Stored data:

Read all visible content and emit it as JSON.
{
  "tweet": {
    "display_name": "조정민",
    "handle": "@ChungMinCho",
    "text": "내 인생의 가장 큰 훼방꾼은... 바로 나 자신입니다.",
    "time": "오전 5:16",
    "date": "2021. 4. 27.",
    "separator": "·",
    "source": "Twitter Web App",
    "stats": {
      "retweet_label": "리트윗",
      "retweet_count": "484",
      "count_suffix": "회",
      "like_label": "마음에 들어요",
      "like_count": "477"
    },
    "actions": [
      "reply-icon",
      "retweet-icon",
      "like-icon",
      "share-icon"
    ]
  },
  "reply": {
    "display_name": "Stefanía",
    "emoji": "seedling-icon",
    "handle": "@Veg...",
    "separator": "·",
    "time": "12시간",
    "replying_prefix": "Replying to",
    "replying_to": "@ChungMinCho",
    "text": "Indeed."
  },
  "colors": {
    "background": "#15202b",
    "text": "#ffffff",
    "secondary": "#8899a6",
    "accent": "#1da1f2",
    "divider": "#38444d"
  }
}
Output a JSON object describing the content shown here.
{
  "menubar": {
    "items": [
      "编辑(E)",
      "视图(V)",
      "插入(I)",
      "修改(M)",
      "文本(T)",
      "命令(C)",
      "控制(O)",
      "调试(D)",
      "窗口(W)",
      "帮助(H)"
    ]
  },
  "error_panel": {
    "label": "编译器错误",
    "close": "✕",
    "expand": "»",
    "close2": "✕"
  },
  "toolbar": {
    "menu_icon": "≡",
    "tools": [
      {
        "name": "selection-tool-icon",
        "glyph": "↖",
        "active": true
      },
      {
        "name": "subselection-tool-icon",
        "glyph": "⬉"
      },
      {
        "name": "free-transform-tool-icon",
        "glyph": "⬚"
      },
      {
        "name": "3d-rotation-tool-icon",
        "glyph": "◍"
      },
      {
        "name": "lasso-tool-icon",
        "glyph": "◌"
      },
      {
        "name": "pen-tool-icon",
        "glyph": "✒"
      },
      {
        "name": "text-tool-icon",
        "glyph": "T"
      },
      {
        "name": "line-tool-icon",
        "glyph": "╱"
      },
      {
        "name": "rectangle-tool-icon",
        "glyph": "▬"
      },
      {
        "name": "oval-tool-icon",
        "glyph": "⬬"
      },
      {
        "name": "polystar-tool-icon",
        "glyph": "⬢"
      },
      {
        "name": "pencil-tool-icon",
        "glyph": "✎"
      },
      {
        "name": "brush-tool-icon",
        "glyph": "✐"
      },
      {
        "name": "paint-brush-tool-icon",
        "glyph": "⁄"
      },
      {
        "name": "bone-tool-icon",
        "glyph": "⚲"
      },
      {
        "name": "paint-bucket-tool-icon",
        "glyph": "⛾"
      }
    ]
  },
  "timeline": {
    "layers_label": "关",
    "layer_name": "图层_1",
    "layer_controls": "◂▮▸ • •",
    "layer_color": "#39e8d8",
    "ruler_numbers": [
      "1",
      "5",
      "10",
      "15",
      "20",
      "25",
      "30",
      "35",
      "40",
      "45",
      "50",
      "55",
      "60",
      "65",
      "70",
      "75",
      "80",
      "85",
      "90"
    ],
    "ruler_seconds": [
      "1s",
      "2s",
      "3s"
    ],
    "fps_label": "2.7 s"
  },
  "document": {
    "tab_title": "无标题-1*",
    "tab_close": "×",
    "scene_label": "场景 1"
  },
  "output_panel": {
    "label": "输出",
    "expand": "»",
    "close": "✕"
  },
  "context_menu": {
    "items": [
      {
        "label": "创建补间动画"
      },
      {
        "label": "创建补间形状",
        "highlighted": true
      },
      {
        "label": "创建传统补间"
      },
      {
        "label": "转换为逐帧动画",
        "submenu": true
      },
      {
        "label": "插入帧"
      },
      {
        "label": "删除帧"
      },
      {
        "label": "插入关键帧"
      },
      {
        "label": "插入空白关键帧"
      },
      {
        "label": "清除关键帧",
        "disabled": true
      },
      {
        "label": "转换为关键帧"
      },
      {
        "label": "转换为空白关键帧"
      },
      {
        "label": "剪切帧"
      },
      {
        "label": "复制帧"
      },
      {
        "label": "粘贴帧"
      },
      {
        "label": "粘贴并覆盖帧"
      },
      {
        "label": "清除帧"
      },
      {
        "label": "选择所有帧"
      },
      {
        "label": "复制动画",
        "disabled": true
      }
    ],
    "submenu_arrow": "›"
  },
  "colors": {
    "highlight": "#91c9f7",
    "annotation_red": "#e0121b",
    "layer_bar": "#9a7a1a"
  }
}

| GIVEN PROBLEM |
Copy every record above exactly as it appears.

| COMPLETE ANSWER |
Read all visible content and emit it as JSON.
{
  "tweet": {
    "display_name": "조정민",
    "handle": "@ChungMinCho",
    "text": "내 인생의 가장 큰 훼방꾼은... 바로 나 자신입니다.",
    "time": "오전 5:16",
    "date": "2021. 4. 27.",
    "separator": "·",
    "source": "Twitter Web App",
    "stats": {
      "retweet_label": "리트윗",
      "retweet_count": "484",
      "count_suffix": "회",
      "like_label": "마음에 들어요",
      "like_count": "477"
    },
    "actions": [
      "reply-icon",
      "retweet-icon",
      "like-icon",
      "share-icon"
    ]
  },
  "reply": {
    "display_name": "Stefanía",
    "emoji": "seedling-icon",
    "handle": "@Veg...",
    "separator": "·",
    "time": "12시간",
    "replying_prefix": "Replying to",
    "replying_to": "@ChungMinCho",
    "text": "Indeed."
  },
  "colors": {
    "background": "#15202b",
    "text": "#ffffff",
    "secondary": "#8899a6",
    "accent": "#1da1f2",
    "divider": "#38444d"
  }
}
Output a JSON object describing the content shown here.
{
  "menubar": {
    "items": [
      "编辑(E)",
      "视图(V)",
      "插入(I)",
      "修改(M)",
      "文本(T)",
      "命令(C)",
      "控制(O)",
      "调试(D)",
      "窗口(W)",
      "帮助(H)"
    ]
  },
  "error_panel": {
    "label": "编译器错误",
    "close": "✕",
    "expand": "»",
    "close2": "✕"
  },
  "toolbar": {
    "menu_icon": "≡",
    "tools": [
      {
        "name": "selection-tool-icon",
        "glyph": "↖",
        "active": true
      },
      {
        "name": "subselection-tool-icon",
        "glyph": "⬉"
      },
      {
        "name": "free-transform-tool-icon",
        "glyph": "⬚"
      },
      {
        "name": "3d-rotation-tool-icon",
        "glyph": "◍"
      },
      {
        "name": "lasso-tool-icon",
        "glyph": "◌"
      },
      {
        "name": "pen-tool-icon",
        "glyph": "✒"
      },
      {
        "name": "text-tool-icon",
        "glyph": "T"
      },
      {
        "name": "line-tool-icon",
        "glyph": "╱"
      },
      {
        "name": "rectangle-tool-icon",
        "glyph": "▬"
      },
      {
        "name": "oval-tool-icon",
        "glyph": "⬬"
      },
      {
        "name": "polystar-tool-icon",
        "glyph": "⬢"
      },
      {
        "name": "pencil-tool-icon",
        "glyph": "✎"
      },
      {
        "name": "brush-tool-icon",
        "glyph": "✐"
      },
      {
        "name": "paint-brush-tool-icon",
        "glyph": "⁄"
      },
      {
        "name": "bone-tool-icon",
        "glyph": "⚲"
      },
      {
        "name": "paint-bucket-tool-icon",
        "glyph": "⛾"
      }
    ]
  },
  "timeline": {
    "layers_label": "关",
    "layer_name": "图层_1",
    "layer_controls": "◂▮▸ • •",
    "layer_color": "#39e8d8",
    "ruler_numbers": [
      "1",
      "5",
      "10",
      "15",
      "20",
      "25",
      "30",
      "35",
      "40",
      "45",
      "50",
      "55",
      "60",
      "65",
      "70",
      "75",
      "80",
      "85",
      "90"
    ],
    "ruler_seconds": [
      "1s",
      "2s",
      "3s"
    ],
    "fps_label": "2.7 s"
  },
  "document": {
    "tab_title": "无标题-1*",
    "tab_close": "×",
    "scene_label": "场景 1"
  },
  "output_panel": {
    "label": "输出",
    "expand": "»",
    "close": "✕"
  },
  "context_menu": {
    "items": [
      {
        "label": "创建补间动画"
      },
      {
        "label": "创建补间形状",
        "highlighted": true
      },
      {
        "label": "创建传统补间"
      },
      {
        "label": "转换为逐帧动画",
        "submenu": true
      },
      {
        "label": "插入帧"
      },
      {
        "label": "删除帧"
      },
      {
        "label": "插入关键帧"
      },
      {
        "label": "插入空白关键帧"
      },
      {
        "label": "清除关键帧",
        "disabled": true
      },
      {
        "label": "转换为关键帧"
      },
      {
        "label": "转换为空白关键帧"
      },
      {
        "label": "剪切帧"
      },
      {
        "label": "复制帧"
      },
      {
        "label": "粘贴帧"
      },
      {
        "label": "粘贴并覆盖帧"
      },
      {
        "label": "清除帧"
      },
      {
        "label": "选择所有帧"
      },
      {
        "label": "复制动画",
        "disabled": true
      }
    ],
    "submenu_arrow": "›"
  },
  "colors": {
    "highlight": "#91c9f7",
    "annotation_red": "#e0121b",
    "layer_bar": "#9a7a1a"
  }
}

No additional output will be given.